Çorum İHH Mülteci ve İl İçi Yardım Koordinatörü Ümit Terziöz, İHH’nın Suriye çalışmaları hakkında bilgi verdi. İşte Çorum İHH tarafından Suriye’de yapılan çalışmalar;


“Suriye çalışmalarımızı toplamda 200 bin metrekare açık alana, 95 bin metrekare kapalı alana sahip 10 ayrı merkez ve ofis aracılığıyla yürütüyoruz. Reyhanlı, Kilis, Şanlıurfa, Bab’ul-Hava, Bab’us-Selam’da bulunan koordine ve lojistik merkezleriyle Yayladağı, El-Bab, Türkmendağı, Cerablus ve Afrin ofisleri bu merkezlerin koordinasyonunda hizmet veriyor. Bünyesinde fırın, aşevi, depo gibi yapıların da yer aldığı, insani yardımların koordine edildiği bu merkezler, diplomatik ve uluslararası toplantılara ev sahipliği yapma gibi görevler de üstleniyor. Son 7 yılda koordinasyon merkezlerinde yurtiçi ve yurtdışından olmak üzere, aralarında devlet yetkilisi, sivil toplum kuruluşu temsilcisi ve gönüllülerin yer aldığı 50 binden fazla misafir ağırlandı; yapılan yardımlar, faaliyetler ve ihtiyaçlar hakkında birebir bilgilendirme yapıldı. Merkez ve ofislerimizde personel ve gönüllü olarak 800’den fazla kişi çalışıyor. Koordinasyon, yardım malzemesi depolama, medya, sivil savunma, acil yardım, arama-kurtarma, yetim koruma, dağıtım, ulaşım, eğitim, sağlık taraması, kalıcı eser inşası, insani diplomasi, ekmek ve yemek yapımı gibi iş kolları, alanında uzman personelimiz ve gönüllülerce yürütülüyor.

__________________________________________________

▶ Görev 1
Lütfen Suriye çalışmalarını anlatan metinde adı geçen ofislerin hepsini sıralayın.
▶ Görev 2
Suriye çalışmalarını anlatan metne göre merkez ve ofislerde personel ve gönüllü olarak kaç kişi çalışıyor?

▶ Satırlar
__________________________________________________

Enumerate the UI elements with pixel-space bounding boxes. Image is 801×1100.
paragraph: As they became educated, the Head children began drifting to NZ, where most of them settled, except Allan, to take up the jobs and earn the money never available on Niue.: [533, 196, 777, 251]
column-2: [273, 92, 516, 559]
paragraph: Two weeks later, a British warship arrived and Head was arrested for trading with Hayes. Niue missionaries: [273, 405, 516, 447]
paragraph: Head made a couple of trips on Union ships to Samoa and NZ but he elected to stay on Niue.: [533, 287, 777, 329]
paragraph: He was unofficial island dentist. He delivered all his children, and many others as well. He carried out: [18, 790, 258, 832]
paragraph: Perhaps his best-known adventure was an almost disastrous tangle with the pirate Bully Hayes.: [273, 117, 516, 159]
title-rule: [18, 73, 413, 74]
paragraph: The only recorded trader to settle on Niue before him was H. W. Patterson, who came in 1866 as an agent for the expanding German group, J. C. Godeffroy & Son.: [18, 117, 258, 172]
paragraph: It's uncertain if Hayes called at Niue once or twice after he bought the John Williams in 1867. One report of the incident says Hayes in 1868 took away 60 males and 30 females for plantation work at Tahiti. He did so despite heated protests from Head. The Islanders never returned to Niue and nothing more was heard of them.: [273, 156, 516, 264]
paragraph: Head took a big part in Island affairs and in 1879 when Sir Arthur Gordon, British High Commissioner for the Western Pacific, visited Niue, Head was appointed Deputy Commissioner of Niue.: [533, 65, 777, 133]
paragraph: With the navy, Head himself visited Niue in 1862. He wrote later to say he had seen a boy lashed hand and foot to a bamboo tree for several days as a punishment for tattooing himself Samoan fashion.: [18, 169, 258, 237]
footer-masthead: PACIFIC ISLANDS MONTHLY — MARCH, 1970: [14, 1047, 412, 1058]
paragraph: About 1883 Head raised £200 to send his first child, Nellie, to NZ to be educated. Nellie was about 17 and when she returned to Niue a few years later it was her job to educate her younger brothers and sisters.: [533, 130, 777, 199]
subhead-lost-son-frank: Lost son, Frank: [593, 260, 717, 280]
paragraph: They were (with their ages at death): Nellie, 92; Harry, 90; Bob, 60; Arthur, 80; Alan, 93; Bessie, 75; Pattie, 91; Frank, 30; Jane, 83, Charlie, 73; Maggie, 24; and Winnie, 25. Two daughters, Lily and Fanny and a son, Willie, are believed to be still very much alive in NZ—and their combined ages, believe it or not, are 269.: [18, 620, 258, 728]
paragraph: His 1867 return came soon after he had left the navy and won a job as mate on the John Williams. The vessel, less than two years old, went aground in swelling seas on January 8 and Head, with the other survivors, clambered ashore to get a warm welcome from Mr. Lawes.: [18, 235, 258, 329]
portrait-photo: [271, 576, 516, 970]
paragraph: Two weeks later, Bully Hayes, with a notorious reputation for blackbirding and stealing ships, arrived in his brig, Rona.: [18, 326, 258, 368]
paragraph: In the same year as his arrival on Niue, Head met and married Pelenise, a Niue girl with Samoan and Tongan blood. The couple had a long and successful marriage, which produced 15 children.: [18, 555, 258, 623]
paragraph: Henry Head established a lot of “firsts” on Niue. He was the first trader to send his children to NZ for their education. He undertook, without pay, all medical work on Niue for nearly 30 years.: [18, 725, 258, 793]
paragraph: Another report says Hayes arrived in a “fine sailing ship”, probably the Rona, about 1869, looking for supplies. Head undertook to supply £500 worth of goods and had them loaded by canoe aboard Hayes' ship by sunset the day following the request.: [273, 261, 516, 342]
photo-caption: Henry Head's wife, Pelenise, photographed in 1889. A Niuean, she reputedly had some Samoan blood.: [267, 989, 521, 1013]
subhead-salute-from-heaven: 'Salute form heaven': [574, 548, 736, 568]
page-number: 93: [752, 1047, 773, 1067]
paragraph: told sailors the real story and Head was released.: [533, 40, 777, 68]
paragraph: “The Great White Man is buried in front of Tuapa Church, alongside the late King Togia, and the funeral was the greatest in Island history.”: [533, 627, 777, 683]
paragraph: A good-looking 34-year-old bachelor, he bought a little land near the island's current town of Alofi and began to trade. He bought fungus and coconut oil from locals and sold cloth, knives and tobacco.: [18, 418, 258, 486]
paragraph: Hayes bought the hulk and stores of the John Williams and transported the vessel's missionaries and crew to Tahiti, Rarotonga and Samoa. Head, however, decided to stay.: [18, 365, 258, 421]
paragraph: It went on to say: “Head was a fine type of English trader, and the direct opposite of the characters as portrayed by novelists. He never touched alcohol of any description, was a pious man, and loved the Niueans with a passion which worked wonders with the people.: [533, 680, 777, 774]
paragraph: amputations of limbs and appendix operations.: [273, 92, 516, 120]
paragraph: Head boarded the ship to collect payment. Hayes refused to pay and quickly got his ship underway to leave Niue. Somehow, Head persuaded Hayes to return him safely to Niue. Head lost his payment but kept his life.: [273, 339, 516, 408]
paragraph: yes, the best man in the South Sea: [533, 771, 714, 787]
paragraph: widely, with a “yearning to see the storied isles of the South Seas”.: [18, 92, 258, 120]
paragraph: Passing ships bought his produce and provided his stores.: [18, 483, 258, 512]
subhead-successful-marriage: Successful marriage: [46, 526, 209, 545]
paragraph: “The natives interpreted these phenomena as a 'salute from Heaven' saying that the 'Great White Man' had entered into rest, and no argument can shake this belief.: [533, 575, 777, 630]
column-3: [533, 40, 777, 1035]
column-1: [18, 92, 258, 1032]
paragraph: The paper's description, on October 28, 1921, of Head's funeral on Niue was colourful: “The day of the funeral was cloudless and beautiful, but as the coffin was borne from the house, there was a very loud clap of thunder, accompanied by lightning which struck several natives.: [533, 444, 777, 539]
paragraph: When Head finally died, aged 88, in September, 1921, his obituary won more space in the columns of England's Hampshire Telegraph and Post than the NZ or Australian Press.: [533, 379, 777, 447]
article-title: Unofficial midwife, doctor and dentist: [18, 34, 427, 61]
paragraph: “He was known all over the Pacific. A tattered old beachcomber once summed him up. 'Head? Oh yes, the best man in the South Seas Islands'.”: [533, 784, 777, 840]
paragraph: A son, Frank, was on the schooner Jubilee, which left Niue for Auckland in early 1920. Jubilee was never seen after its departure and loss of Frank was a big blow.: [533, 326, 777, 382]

__________________________________________________

▶ Yanıt 1
Yayladağı, El-Bab, Türkmendağı, Cerablus, Afrin

▶ Yanıt 2
800'den fazla kişi çalışıyor.